- Written task A: Copy the data records word for word, beginning at their first line and continuing through the line that contains "filter-icon[interactable] <box>277 192".

The children of Liberia are thriving in revamped public schools

Marcus Wleh
Talking Education
Published in
6 min readOct 9, 2017

Young children in Liberia are joining schools that will propel them forward and leapfrog years of standard education progress. This is one of the most exciting education reforms in the world and I continue to be amazed at the incredible changes that are unfolding in Liberia.

According to UNICEF, about 30% of boys and 28% of girls attend primary school in Liberia. Only about six in ten of those who go to primary school actually finish it. The rest will drop out because there are pressing needs at home, or because of sickness, pregnancy, or maybe their parents realise they’re not actually learning a great deal. This is all normal for Liberia. So it’s no wonder many young people can’t read and write. In 2013, among adult women who finished elementary school, only 25% could read a complete sentence.

Sub-Saharan Africa has the worst school enrolment rates in the world. And even in this context, Liberia has below-average learning for the region.

But things are changing. A handful of the free public schools in Liberia are very different.

Roughly 200 schools are in an innovative programme called Partnership Schools for Liberia (PSL). This is a pilot in which the government partnered with eight independent school operators to help improve public schools. These schools teach the Liberian curriculum with innovative approaches, using Liberian certified teachers. The government of Liberia is seeing if she can accelerate education reform and offer her children a better education by utilising the help of organisations that have proven experience of delivering learning gains in countries like Liberia.

This program involves sensible government reform policies on:

  1. Schools hours: increasing the day from four to six hours of learning at Bridge PSL public schools.
  2. Teacher quality: having literate and present teachers for every lesson every day.
  3. Class sizes: Bridge PSL public schools have kept to the government’s maximum class size of 55. In year one, 15% of the classrooms we inherited from the government had an average of 113 kids in each class. That is far too big for a healthy learning experience.

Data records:
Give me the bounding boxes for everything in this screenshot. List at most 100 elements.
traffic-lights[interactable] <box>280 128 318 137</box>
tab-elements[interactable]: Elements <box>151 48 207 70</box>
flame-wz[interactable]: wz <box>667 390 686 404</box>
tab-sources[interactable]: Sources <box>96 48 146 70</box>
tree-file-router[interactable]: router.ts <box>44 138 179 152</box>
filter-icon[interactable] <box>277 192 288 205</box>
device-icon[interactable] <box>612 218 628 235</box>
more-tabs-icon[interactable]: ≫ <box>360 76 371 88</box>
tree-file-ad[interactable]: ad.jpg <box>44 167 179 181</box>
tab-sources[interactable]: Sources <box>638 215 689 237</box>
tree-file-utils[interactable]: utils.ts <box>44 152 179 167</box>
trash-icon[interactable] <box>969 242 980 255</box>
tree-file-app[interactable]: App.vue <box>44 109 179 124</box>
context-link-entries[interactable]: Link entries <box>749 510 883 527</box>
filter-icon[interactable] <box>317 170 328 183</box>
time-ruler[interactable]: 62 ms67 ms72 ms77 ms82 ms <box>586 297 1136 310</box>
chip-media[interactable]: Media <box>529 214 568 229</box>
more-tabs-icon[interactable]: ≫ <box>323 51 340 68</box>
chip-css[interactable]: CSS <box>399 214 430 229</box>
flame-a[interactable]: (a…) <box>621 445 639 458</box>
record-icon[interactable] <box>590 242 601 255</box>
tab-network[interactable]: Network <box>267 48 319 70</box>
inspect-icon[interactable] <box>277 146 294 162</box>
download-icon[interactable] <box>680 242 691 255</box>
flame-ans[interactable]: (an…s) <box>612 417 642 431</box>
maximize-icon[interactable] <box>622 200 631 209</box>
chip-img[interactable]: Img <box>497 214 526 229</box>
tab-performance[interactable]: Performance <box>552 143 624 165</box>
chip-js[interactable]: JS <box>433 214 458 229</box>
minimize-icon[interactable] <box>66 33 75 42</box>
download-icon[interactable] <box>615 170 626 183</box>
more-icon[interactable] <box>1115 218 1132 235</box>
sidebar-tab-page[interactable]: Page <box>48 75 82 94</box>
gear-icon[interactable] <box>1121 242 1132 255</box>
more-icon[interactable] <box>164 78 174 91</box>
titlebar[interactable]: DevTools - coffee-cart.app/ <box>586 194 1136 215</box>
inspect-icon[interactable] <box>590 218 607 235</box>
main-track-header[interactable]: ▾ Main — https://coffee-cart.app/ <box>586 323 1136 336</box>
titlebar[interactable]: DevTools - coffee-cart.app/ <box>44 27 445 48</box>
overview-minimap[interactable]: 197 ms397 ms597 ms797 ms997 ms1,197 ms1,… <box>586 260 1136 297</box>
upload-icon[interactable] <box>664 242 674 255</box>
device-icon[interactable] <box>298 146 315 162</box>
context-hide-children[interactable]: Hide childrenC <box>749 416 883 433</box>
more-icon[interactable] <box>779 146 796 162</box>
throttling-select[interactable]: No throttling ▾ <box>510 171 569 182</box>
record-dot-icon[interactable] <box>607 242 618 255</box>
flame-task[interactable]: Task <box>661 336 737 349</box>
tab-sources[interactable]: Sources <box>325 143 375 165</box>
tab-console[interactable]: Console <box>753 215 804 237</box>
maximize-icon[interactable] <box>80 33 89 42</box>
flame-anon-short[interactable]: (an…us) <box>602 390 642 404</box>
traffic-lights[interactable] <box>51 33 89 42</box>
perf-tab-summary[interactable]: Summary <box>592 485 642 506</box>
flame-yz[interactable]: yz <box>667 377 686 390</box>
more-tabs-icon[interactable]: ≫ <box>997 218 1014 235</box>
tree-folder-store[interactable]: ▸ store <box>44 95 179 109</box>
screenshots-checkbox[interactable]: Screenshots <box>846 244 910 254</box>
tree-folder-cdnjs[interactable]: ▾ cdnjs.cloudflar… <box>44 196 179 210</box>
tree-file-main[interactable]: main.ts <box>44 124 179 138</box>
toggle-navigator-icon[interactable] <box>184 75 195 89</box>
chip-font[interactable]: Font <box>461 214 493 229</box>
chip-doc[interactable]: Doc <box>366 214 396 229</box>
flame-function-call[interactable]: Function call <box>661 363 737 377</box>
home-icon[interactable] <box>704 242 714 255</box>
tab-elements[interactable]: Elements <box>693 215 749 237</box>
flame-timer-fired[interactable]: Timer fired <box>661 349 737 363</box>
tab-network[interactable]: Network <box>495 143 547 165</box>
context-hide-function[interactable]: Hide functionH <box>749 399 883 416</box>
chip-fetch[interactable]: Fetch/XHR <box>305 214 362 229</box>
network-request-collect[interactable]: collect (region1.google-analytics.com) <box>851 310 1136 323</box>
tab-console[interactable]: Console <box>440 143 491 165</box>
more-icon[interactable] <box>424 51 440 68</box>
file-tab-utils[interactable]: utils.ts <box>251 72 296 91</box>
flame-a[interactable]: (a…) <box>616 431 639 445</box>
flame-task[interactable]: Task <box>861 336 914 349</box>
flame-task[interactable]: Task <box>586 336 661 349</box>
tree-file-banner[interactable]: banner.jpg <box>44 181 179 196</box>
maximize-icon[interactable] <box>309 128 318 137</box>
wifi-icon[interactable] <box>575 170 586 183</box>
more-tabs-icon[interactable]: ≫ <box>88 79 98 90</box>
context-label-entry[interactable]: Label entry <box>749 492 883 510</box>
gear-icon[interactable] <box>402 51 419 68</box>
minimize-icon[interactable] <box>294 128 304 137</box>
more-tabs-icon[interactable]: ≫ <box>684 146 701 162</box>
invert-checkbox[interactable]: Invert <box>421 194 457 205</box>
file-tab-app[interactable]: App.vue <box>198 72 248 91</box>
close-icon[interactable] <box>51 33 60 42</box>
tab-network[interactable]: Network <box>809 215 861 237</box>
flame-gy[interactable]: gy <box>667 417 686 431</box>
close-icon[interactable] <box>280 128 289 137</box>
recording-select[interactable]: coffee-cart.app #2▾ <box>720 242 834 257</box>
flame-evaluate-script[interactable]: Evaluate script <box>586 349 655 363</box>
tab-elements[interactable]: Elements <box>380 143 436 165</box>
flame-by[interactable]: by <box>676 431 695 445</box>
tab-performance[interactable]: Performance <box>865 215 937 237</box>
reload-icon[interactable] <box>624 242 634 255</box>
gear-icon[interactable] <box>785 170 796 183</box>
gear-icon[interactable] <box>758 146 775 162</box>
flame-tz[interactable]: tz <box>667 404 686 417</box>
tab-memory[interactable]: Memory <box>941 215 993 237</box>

- Written task B: According to the article on Liberia's public schools, how many independent school operators did the government partner with in the Partnership Schools for Liberia pilot?

- Complete answer A:
Give me the bounding boxes for everything in this screenshot. List at most 100 elements.
traffic-lights[interactable] <box>280 128 318 137</box>
tab-elements[interactable]: Elements <box>151 48 207 70</box>
flame-wz[interactable]: wz <box>667 390 686 404</box>
tab-sources[interactable]: Sources <box>96 48 146 70</box>
tree-file-router[interactable]: router.ts <box>44 138 179 152</box>
filter-icon[interactable] <box>277 192 288 205</box>

- Complete answer B: Eight.